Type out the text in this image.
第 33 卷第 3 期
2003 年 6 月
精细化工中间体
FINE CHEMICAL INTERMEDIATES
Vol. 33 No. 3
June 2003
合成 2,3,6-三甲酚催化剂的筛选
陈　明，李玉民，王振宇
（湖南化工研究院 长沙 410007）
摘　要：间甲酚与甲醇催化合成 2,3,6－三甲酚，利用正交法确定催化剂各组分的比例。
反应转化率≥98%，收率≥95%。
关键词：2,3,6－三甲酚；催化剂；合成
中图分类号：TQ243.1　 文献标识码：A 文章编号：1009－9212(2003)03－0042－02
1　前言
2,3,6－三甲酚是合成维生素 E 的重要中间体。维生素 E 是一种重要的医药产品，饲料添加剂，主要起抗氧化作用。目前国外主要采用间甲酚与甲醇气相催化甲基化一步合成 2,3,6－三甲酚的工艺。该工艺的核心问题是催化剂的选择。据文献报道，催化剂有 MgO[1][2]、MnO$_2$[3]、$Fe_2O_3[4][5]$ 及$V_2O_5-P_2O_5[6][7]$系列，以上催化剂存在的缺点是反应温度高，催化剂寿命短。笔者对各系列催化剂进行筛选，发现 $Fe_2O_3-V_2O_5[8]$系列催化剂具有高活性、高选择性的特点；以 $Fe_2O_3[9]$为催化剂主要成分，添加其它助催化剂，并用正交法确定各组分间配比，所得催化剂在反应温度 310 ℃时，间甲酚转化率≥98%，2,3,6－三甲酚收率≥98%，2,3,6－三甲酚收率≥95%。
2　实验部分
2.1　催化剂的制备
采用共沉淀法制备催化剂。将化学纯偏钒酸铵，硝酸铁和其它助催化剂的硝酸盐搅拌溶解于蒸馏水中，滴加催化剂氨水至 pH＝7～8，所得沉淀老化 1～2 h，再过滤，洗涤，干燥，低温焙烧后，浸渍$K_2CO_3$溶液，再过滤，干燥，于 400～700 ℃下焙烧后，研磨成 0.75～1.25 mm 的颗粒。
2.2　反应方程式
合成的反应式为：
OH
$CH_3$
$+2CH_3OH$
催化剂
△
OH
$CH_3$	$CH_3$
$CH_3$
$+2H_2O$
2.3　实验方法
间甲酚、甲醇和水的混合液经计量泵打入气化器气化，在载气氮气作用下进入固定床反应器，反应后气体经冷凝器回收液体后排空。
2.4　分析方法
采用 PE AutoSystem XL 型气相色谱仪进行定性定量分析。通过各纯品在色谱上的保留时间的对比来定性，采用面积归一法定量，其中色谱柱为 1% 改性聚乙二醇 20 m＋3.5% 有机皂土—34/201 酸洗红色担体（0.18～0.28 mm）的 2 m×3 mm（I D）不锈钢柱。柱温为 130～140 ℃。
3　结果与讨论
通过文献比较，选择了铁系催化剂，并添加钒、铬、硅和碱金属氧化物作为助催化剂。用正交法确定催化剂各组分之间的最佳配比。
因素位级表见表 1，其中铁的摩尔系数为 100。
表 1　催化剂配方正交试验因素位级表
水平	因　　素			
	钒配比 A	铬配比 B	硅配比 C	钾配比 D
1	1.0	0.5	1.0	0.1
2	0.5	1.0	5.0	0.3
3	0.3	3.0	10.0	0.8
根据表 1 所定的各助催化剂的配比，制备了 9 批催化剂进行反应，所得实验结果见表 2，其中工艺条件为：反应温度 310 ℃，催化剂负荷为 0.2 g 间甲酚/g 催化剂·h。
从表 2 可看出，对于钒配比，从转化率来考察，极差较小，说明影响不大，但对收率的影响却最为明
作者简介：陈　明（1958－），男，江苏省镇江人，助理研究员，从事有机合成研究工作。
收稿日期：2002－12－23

**The exercise:**
Extract each entry in full, exactly as given.

**Solution below:**
Type out the text in this image.
第 33 卷第 3 期
2003 年 6 月
精细化工中间体
FINE CHEMICAL INTERMEDIATES
Vol. 33 No. 3
June 2003
合成 2,3,6-三甲酚催化剂的筛选
陈　明，李玉民，王振宇
（湖南化工研究院 长沙 410007）
摘　要：间甲酚与甲醇催化合成 2,3,6－三甲酚，利用正交法确定催化剂各组分的比例。
反应转化率≥98%，收率≥95%。
关键词：2,3,6－三甲酚；催化剂；合成
中图分类号：TQ243.1　 文献标识码：A 文章编号：1009－9212(2003)03－0042－02
1　前言
2,3,6－三甲酚是合成维生素 E 的重要中间体。维生素 E 是一种重要的医药产品，饲料添加剂，主要起抗氧化作用。目前国外主要采用间甲酚与甲醇气相催化甲基化一步合成 2,3,6－三甲酚的工艺。该工艺的核心问题是催化剂的选择。据文献报道，催化剂有 MgO[1][2]、MnO$_2$[3]、$Fe_2O_3[4][5]$ 及$V_2O_5-P_2O_5[6][7]$系列，以上催化剂存在的缺点是反应温度高，催化剂寿命短。笔者对各系列催化剂进行筛选，发现 $Fe_2O_3-V_2O_5[8]$系列催化剂具有高活性、高选择性的特点；以 $Fe_2O_3[9]$为催化剂主要成分，添加其它助催化剂，并用正交法确定各组分间配比，所得催化剂在反应温度 310 ℃时，间甲酚转化率≥98%，2,3,6－三甲酚收率≥98%，2,3,6－三甲酚收率≥95%。
2　实验部分
2.1　催化剂的制备
采用共沉淀法制备催化剂。将化学纯偏钒酸铵，硝酸铁和其它助催化剂的硝酸盐搅拌溶解于蒸馏水中，滴加催化剂氨水至 pH＝7～8，所得沉淀老化 1～2 h，再过滤，洗涤，干燥，低温焙烧后，浸渍$K_2CO_3$溶液，再过滤，干燥，于 400～700 ℃下焙烧后，研磨成 0.75～1.25 mm 的颗粒。
2.2　反应方程式
合成的反应式为：
OH
$CH_3$
$+2CH_3OH$
催化剂
△
OH
$CH_3$	$CH_3$
$CH_3$
$+2H_2O$
2.3　实验方法
间甲酚、甲醇和水的混合液经计量泵打入气化器气化，在载气氮气作用下进入固定床反应器，反应后气体经冷凝器回收液体后排空。
2.4　分析方法
采用 PE AutoSystem XL 型气相色谱仪进行定性定量分析。通过各纯品在色谱上的保留时间的对比来定性，采用面积归一法定量，其中色谱柱为 1% 改性聚乙二醇 20 m＋3.5% 有机皂土—34/201 酸洗红色担体（0.18～0.28 mm）的 2 m×3 mm（I D）不锈钢柱。柱温为 130～140 ℃。
3　结果与讨论
通过文献比较，选择了铁系催化剂，并添加钒、铬、硅和碱金属氧化物作为助催化剂。用正交法确定催化剂各组分之间的最佳配比。
因素位级表见表 1，其中铁的摩尔系数为 100。
表 1　催化剂配方正交试验因素位级表
水平	因　　素			
	钒配比 A	铬配比 B	硅配比 C	钾配比 D
1	1.0	0.5	1.0	0.1
2	0.5	1.0	5.0	0.3
3	0.3	3.0	10.0	0.8
根据表 1 所定的各助催化剂的配比，制备了 9 批催化剂进行反应，所得实验结果见表 2，其中工艺条件为：反应温度 310 ℃，催化剂负荷为 0.2 g 间甲酚/g 催化剂·h。
从表 2 可看出，对于钒配比，从转化率来考察，极差较小，说明影响不大，但对收率的影响却最为明
作者简介：陈　明（1958－），男，江苏省镇江人，助理研究员，从事有机合成研究工作。
收稿日期：2002－12－23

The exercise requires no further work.